WHAT TO WORK ON:
Write out the records that appear below, verbatim and complete, but without pictures.
— start LISTED RECORDS —
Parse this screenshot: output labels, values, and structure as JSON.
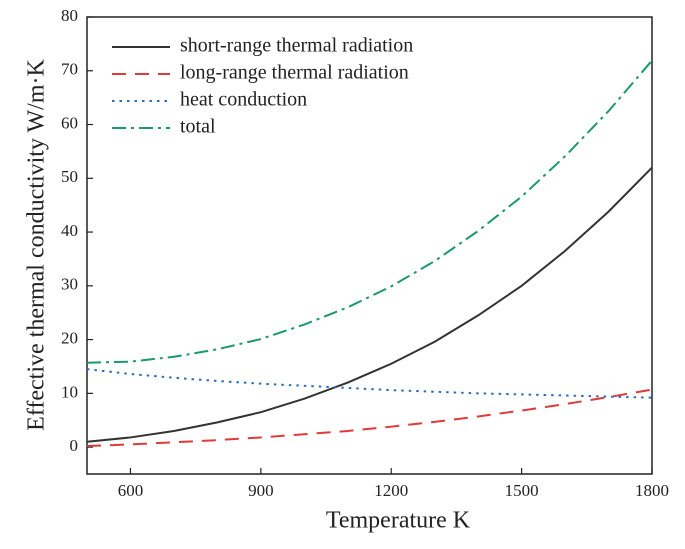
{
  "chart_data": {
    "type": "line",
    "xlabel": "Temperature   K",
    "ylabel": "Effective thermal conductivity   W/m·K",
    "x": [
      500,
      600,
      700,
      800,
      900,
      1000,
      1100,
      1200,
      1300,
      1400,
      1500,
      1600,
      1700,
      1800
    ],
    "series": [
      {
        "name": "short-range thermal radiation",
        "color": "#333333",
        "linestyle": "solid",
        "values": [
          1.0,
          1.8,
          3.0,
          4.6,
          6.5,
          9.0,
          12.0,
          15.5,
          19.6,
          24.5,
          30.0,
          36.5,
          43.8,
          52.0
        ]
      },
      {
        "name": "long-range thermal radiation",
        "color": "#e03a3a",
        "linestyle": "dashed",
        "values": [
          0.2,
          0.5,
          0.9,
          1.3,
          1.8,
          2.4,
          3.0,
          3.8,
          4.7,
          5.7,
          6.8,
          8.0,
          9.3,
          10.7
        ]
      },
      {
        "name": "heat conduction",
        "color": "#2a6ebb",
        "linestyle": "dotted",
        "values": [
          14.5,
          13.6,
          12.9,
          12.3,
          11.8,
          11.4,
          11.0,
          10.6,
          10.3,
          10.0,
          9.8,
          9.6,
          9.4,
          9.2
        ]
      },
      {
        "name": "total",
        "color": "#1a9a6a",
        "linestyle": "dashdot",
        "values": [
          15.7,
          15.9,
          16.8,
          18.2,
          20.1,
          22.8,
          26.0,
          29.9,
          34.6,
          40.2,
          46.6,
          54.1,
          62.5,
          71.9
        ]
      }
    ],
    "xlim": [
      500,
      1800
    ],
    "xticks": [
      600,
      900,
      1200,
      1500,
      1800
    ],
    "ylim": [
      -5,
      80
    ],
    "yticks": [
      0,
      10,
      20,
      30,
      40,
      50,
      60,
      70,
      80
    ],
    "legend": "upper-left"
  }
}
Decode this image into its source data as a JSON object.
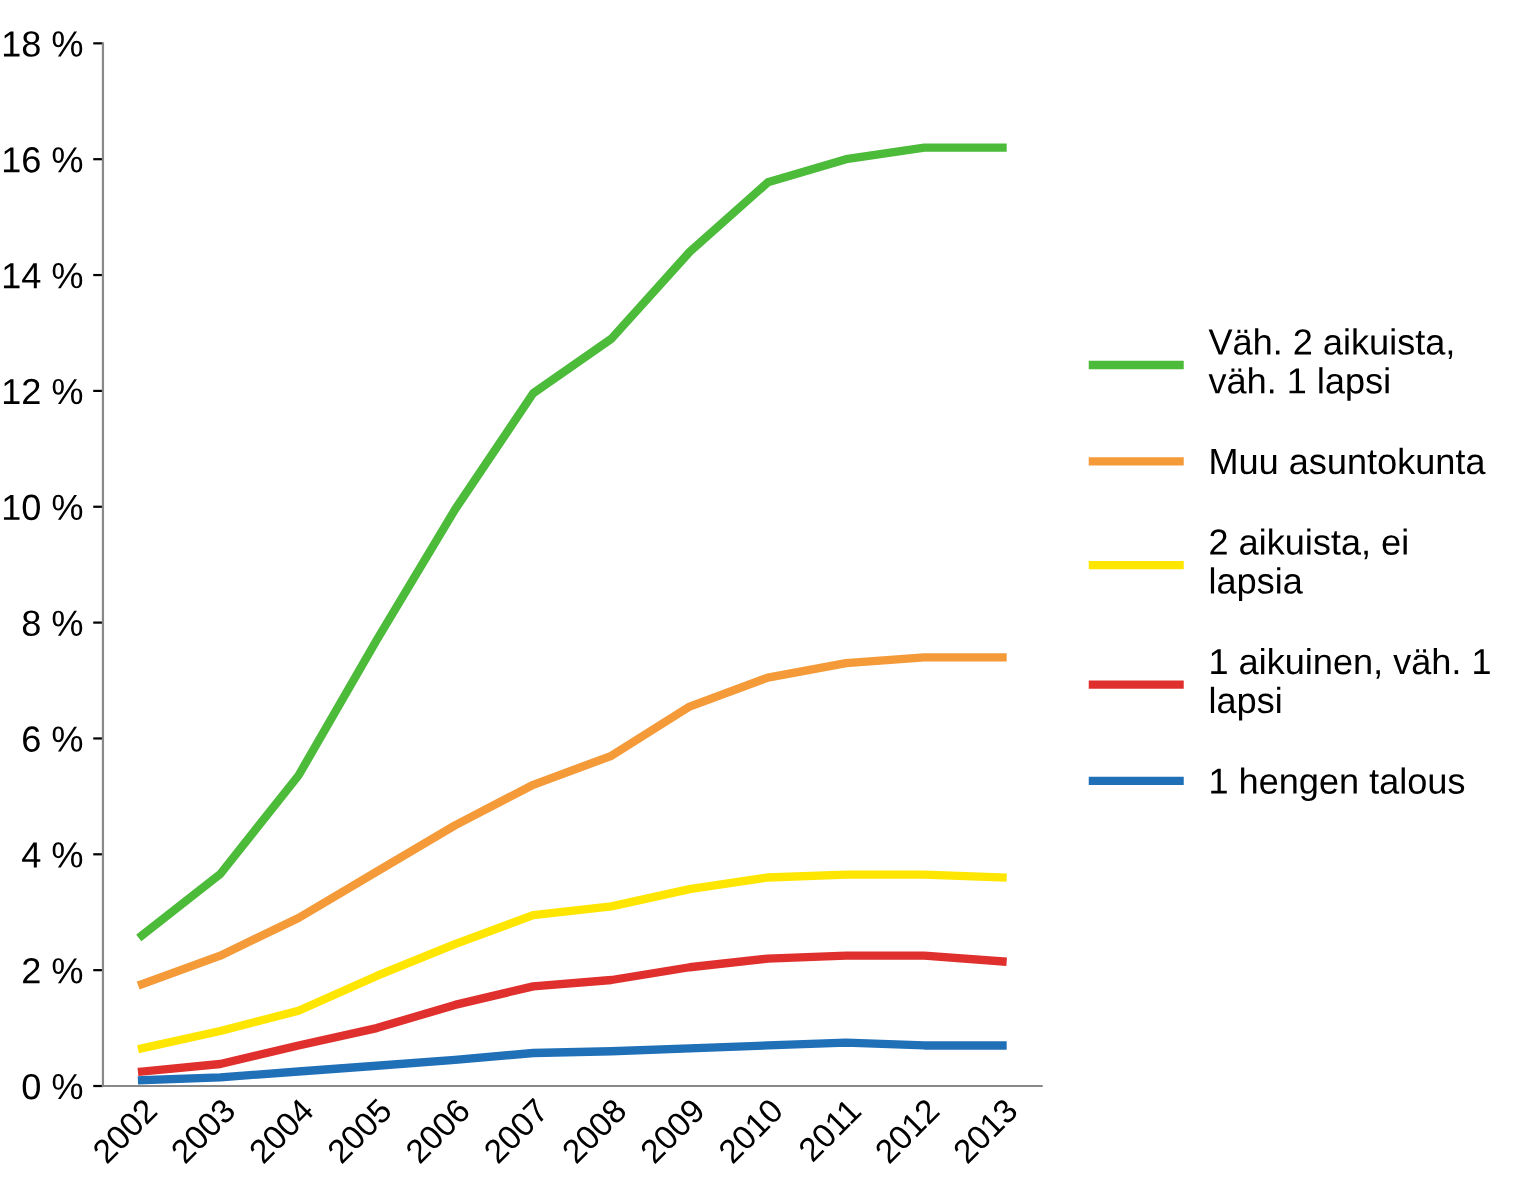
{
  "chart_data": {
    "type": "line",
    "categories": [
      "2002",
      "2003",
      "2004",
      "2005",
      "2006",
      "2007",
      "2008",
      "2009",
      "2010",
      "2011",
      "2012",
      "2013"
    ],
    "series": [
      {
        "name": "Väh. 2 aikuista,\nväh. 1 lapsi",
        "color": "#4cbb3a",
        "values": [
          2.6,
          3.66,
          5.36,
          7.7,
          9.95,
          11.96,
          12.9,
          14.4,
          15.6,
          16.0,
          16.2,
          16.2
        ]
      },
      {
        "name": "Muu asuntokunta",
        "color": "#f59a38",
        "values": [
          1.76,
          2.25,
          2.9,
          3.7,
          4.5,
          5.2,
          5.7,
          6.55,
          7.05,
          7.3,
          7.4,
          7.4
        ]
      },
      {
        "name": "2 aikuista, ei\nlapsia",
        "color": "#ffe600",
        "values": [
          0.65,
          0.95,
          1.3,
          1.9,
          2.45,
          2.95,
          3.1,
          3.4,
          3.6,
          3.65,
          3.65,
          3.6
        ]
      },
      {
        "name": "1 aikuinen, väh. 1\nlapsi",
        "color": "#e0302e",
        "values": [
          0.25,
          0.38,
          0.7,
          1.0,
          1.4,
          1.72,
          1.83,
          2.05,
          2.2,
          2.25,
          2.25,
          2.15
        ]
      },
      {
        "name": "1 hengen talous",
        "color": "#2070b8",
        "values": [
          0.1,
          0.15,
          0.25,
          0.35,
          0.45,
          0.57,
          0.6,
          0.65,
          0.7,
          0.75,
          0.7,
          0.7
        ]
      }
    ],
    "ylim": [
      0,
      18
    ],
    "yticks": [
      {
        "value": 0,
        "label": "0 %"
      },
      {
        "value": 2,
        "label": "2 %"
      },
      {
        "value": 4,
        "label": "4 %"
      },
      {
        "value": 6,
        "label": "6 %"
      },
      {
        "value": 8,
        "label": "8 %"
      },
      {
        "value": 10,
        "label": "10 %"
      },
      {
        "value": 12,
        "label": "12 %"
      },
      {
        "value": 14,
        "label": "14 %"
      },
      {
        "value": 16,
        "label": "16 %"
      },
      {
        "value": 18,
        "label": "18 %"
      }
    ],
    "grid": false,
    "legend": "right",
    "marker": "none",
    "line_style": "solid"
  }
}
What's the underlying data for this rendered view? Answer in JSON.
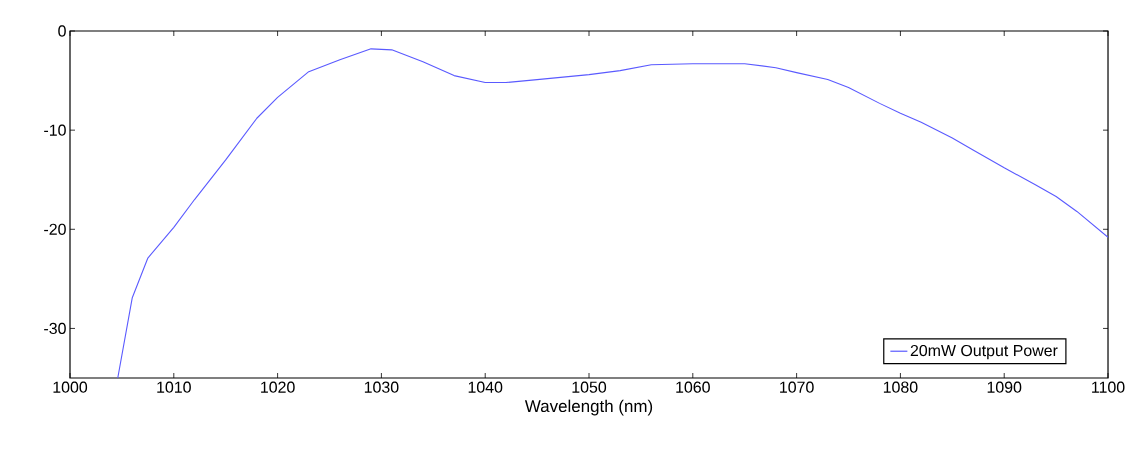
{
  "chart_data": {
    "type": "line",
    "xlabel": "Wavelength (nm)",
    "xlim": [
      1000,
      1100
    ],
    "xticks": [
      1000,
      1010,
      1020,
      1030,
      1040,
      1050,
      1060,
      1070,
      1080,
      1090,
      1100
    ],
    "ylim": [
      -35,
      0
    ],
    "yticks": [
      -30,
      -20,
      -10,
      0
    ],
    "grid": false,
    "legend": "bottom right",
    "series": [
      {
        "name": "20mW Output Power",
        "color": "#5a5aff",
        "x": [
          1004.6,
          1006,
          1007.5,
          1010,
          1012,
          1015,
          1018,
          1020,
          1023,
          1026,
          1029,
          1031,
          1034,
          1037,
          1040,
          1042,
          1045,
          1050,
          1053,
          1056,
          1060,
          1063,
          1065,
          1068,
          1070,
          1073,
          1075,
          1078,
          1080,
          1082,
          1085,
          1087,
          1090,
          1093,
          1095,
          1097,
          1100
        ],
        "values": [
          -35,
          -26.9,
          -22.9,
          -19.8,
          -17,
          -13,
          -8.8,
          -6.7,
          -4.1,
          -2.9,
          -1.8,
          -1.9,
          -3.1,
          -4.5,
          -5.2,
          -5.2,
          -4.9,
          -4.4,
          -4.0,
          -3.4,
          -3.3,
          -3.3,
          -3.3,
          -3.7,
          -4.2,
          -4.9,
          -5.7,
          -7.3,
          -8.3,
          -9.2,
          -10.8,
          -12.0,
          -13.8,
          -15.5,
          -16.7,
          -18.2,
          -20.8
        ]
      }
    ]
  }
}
— end LISTED RECORDS —
SOLUTION:
Parse this screenshot: output labels, values, and structure as JSON.
{
  "chart_data": {
    "type": "line",
    "xlabel": "Temperature   K",
    "ylabel": "Effective thermal conductivity   W/m·K",
    "x": [
      500,
      600,
      700,
      800,
      900,
      1000,
      1100,
      1200,
      1300,
      1400,
      1500,
      1600,
      1700,
      1800
    ],
    "series": [
      {
        "name": "short-range thermal radiation",
        "color": "#333333",
        "linestyle": "solid",
        "values": [
          1.0,
          1.8,
          3.0,
          4.6,
          6.5,
          9.0,
          12.0,
          15.5,
          19.6,
          24.5,
          30.0,
          36.5,
          43.8,
          52.0
        ]
      },
      {
        "name": "long-range thermal radiation",
        "color": "#e03a3a",
        "linestyle": "dashed",
        "values": [
          0.2,
          0.5,
          0.9,
          1.3,
          1.8,
          2.4,
          3.0,
          3.8,
          4.7,
          5.7,
          6.8,
          8.0,
          9.3,
          10.7
        ]
      },
      {
        "name": "heat conduction",
        "color": "#2a6ebb",
        "linestyle": "dotted",
        "values": [
          14.5,
          13.6,
          12.9,
          12.3,
          11.8,
          11.4,
          11.0,
          10.6,
          10.3,
          10.0,
          9.8,
          9.6,
          9.4,
          9.2
        ]
      },
      {
        "name": "total",
        "color": "#1a9a6a",
        "linestyle": "dashdot",
        "values": [
          15.7,
          15.9,
          16.8,
          18.2,
          20.1,
          22.8,
          26.0,
          29.9,
          34.6,
          40.2,
          46.6,
          54.1,
          62.5,
          71.9
        ]
      }
    ],
    "xlim": [
      500,
      1800
    ],
    "xticks": [
      600,
      900,
      1200,
      1500,
      1800
    ],
    "ylim": [
      -5,
      80
    ],
    "yticks": [
      0,
      10,
      20,
      30,
      40,
      50,
      60,
      70,
      80
    ],
    "legend": "upper-left"
  }
}
Decode this image into its source data as a JSON object.
{
  "chart_data": {
    "type": "line",
    "categories": [
      "2002",
      "2003",
      "2004",
      "2005",
      "2006",
      "2007",
      "2008",
      "2009",
      "2010",
      "2011",
      "2012",
      "2013"
    ],
    "series": [
      {
        "name": "Väh. 2 aikuista,\nväh. 1 lapsi",
        "color": "#4cbb3a",
        "values": [
          2.6,
          3.66,
          5.36,
          7.7,
          9.95,
          11.96,
          12.9,
          14.4,
          15.6,
          16.0,
          16.2,
          16.2
        ]
      },
      {
        "name": "Muu asuntokunta",
        "color": "#f59a38",
        "values": [
          1.76,
          2.25,
          2.9,
          3.7,
          4.5,
          5.2,
          5.7,
          6.55,
          7.05,
          7.3,
          7.4,
          7.4
        ]
      },
      {
        "name": "2 aikuista, ei\nlapsia",
        "color": "#ffe600",
        "values": [
          0.65,
          0.95,
          1.3,
          1.9,
          2.45,
          2.95,
          3.1,
          3.4,
          3.6,
          3.65,
          3.65,
          3.6
        ]
      },
      {
        "name": "1 aikuinen, väh. 1\nlapsi",
        "color": "#e0302e",
        "values": [
          0.25,
          0.38,
          0.7,
          1.0,
          1.4,
          1.72,
          1.83,
          2.05,
          2.2,
          2.25,
          2.25,
          2.15
        ]
      },
      {
        "name": "1 hengen talous",
        "color": "#2070b8",
        "values": [
          0.1,
          0.15,
          0.25,
          0.35,
          0.45,
          0.57,
          0.6,
          0.65,
          0.7,
          0.75,
          0.7,
          0.7
        ]
      }
    ],
    "ylim": [
      0,
      18
    ],
    "yticks": [
      {
        "value": 0,
        "label": "0 %"
      },
      {
        "value": 2,
        "label": "2 %"
      },
      {
        "value": 4,
        "label": "4 %"
      },
      {
        "value": 6,
        "label": "6 %"
      },
      {
        "value": 8,
        "label": "8 %"
      },
      {
        "value": 10,
        "label": "10 %"
      },
      {
        "value": 12,
        "label": "12 %"
      },
      {
        "value": 14,
        "label": "14 %"
      },
      {
        "value": 16,
        "label": "16 %"
      },
      {
        "value": 18,
        "label": "18 %"
      }
    ],
    "grid": false,
    "legend": "right",
    "marker": "none",
    "line_style": "solid"
  }
}
What's the underlying data for this rendered view? Answer in JSON.
{
  "chart_data": {
    "type": "line",
    "xlabel": "Wavelength (nm)",
    "xlim": [
      1000,
      1100
    ],
    "xticks": [
      1000,
      1010,
      1020,
      1030,
      1040,
      1050,
      1060,
      1070,
      1080,
      1090,
      1100
    ],
    "ylim": [
      -35,
      0
    ],
    "yticks": [
      -30,
      -20,
      -10,
      0
    ],
    "grid": false,
    "legend": "bottom right",
    "series": [
      {
        "name": "20mW Output Power",
        "color": "#5a5aff",
        "x": [
          1004.6,
          1006,
          1007.5,
          1010,
          1012,
          1015,
          1018,
          1020,
          1023,
          1026,
          1029,
          1031,
          1034,
          1037,
          1040,
          1042,
          1045,
          1050,
          1053,
          1056,
          1060,
          1063,
          1065,
          1068,
          1070,
          1073,
          1075,
          1078,
          1080,
          1082,
          1085,
          1087,
          1090,
          1093,
          1095,
          1097,
          1100
        ],
        "values": [
          -35,
          -26.9,
          -22.9,
          -19.8,
          -17,
          -13,
          -8.8,
          -6.7,
          -4.1,
          -2.9,
          -1.8,
          -1.9,
          -3.1,
          -4.5,
          -5.2,
          -5.2,
          -4.9,
          -4.4,
          -4.0,
          -3.4,
          -3.3,
          -3.3,
          -3.3,
          -3.7,
          -4.2,
          -4.9,
          -5.7,
          -7.3,
          -8.3,
          -9.2,
          -10.8,
          -12.0,
          -13.8,
          -15.5,
          -16.7,
          -18.2,
          -20.8
        ]
      }
    ]
  }
}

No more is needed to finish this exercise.